- Input records
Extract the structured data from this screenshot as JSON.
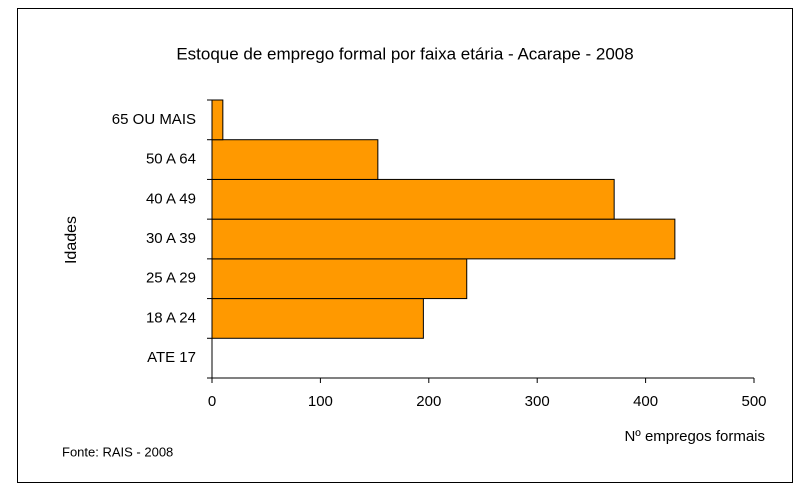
{
  "chart_data": {
    "type": "hbar",
    "title": "Estoque de emprego formal por faixa etária - Acarape - 2008",
    "categories": [
      "ATE 17",
      "18 A 24",
      "25 A 29",
      "30 A 39",
      "40 A 49",
      "50 A 64",
      "65 OU MAIS"
    ],
    "values": [
      0,
      195,
      235,
      427,
      371,
      153,
      10
    ],
    "color": "#ff9900",
    "xlim": [
      0,
      500
    ],
    "xticks": [
      0,
      100,
      200,
      300,
      400,
      500
    ],
    "grid": false,
    "xlabel": "Nº empregos formais",
    "ylabel": "Idades",
    "source": "Fonte: RAIS - 2008"
  }
}
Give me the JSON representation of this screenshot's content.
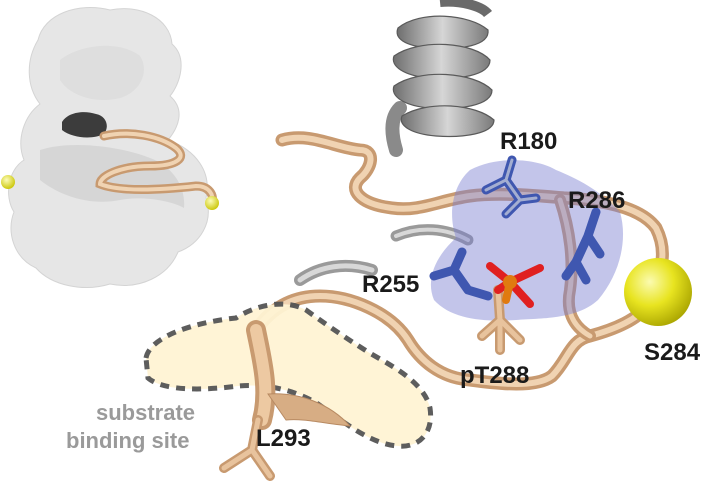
{
  "labels": {
    "r180": "R180",
    "r286": "R286",
    "r255": "R255",
    "s284": "S284",
    "pt288": "pT288",
    "l293": "L293",
    "site_line1": "substrate",
    "site_line2": "binding site"
  },
  "colors": {
    "backbone": "#e8c39d",
    "backbone_dark": "#c89a70",
    "helix": "#8c8c8c",
    "helix_light": "#c8c8c8",
    "surface": "#e6e6e6",
    "surface_shade": "#cfcfcf",
    "pocket": "#7a7fd0",
    "sidechain_blue": "#3f57b0",
    "phosphate": "#e07a10",
    "oxygen": "#e02020",
    "sphere": "#e8e420",
    "binding_site_fill": "#fff4d4",
    "binding_site_stroke": "#555555"
  }
}
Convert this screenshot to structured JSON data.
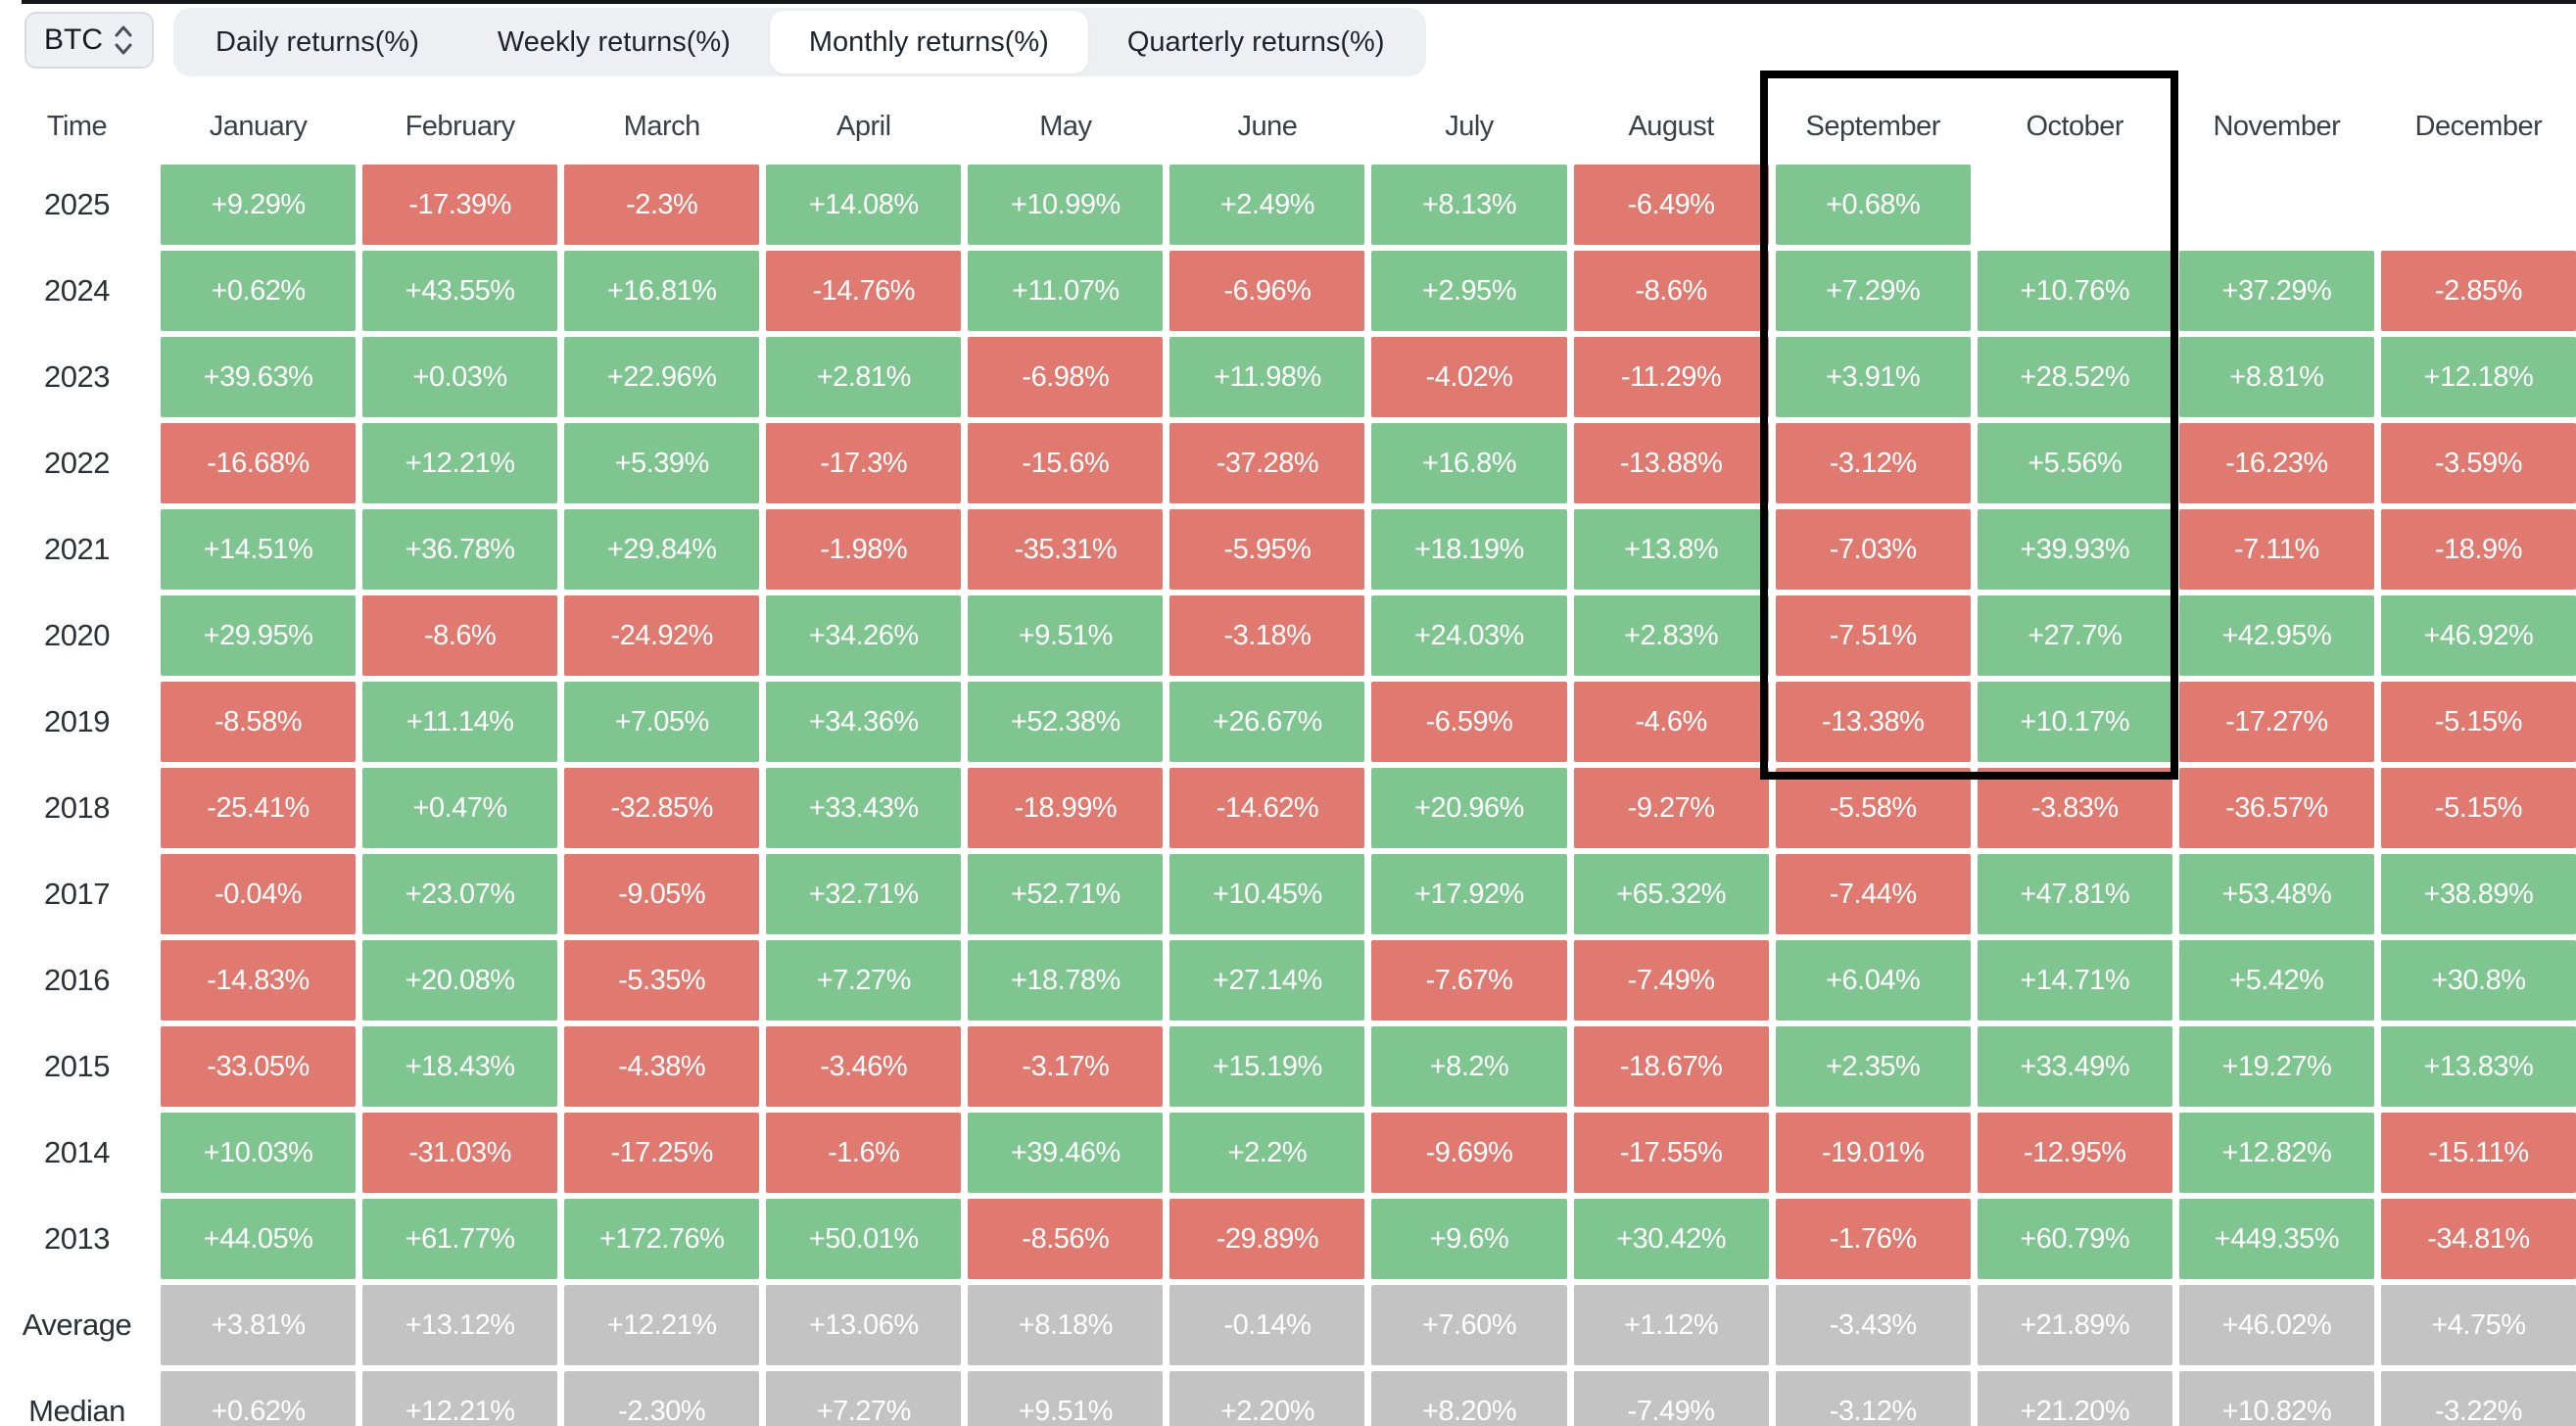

- Do this
Copy all of the entries verbatim, leaving out any pictures they contain.

- Output for this exercise
Extract the structured data from this screenshot as JSON.
{
  "chart_data": {
    "type": "hbar",
    "title": "Estoque de emprego formal por faixa etária - Acarape - 2008",
    "categories": [
      "ATE 17",
      "18 A 24",
      "25 A 29",
      "30 A 39",
      "40 A 49",
      "50 A 64",
      "65 OU MAIS"
    ],
    "values": [
      0,
      195,
      235,
      427,
      371,
      153,
      10
    ],
    "color": "#ff9900",
    "xlim": [
      0,
      500
    ],
    "xticks": [
      0,
      100,
      200,
      300,
      400,
      500
    ],
    "grid": false,
    "xlabel": "Nº empregos formais",
    "ylabel": "Idades",
    "source": "Fonte: RAIS - 2008"
  }
}
Give me the JSON representation of this screenshot's content.
{
  "labels": {
    "r180": "R180",
    "r286": "R286",
    "r255": "R255",
    "s284": "S284",
    "pt288": "pT288",
    "l293": "L293",
    "site_line1": "substrate",
    "site_line2": "binding site"
  },
  "colors": {
    "backbone": "#e8c39d",
    "backbone_dark": "#c89a70",
    "helix": "#8c8c8c",
    "helix_light": "#c8c8c8",
    "surface": "#e6e6e6",
    "surface_shade": "#cfcfcf",
    "pocket": "#7a7fd0",
    "sidechain_blue": "#3f57b0",
    "phosphate": "#e07a10",
    "oxygen": "#e02020",
    "sphere": "#e8e420",
    "binding_site_fill": "#fff4d4",
    "binding_site_stroke": "#555555"
  }
}
Convert this screenshot to structured JSON data.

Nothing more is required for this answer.